## Short problem
Copy each line below that includes "Cuando".

[Extracted records]
═══
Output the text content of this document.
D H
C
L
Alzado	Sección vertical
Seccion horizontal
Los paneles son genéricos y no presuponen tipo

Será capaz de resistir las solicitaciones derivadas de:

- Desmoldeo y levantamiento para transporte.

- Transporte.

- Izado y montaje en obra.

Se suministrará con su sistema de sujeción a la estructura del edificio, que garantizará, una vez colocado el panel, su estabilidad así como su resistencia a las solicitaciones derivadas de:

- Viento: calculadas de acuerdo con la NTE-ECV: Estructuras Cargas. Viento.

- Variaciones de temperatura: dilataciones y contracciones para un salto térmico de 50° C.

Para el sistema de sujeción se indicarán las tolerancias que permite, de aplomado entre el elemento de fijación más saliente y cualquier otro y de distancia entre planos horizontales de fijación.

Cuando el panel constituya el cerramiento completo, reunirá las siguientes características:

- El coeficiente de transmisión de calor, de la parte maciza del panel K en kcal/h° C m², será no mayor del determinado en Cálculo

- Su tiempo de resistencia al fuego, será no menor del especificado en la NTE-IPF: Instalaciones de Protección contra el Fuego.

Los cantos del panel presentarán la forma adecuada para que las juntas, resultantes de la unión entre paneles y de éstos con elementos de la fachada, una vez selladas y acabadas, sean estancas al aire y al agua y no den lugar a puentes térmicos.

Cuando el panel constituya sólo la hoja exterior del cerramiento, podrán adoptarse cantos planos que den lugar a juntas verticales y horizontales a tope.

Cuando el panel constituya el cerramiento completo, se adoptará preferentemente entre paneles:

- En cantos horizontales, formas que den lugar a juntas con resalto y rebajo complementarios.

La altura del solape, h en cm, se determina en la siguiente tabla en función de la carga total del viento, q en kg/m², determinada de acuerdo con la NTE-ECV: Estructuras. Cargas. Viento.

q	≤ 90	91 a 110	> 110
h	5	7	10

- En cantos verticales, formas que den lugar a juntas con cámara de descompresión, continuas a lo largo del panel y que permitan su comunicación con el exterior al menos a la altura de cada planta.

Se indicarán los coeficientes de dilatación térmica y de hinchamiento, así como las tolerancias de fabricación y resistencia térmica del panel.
═══
## Solution to this task
Cuando el panel constituya el cerramiento completo, reunirá las siguientes características:
Cuando el panel constituya sólo la hoja exterior del cerramiento, podrán adoptarse cantos planos que den lugar a juntas verticales y horizontales a tope.
Cuando el panel constituya el cerramiento completo, se adoptará preferentemente entre paneles:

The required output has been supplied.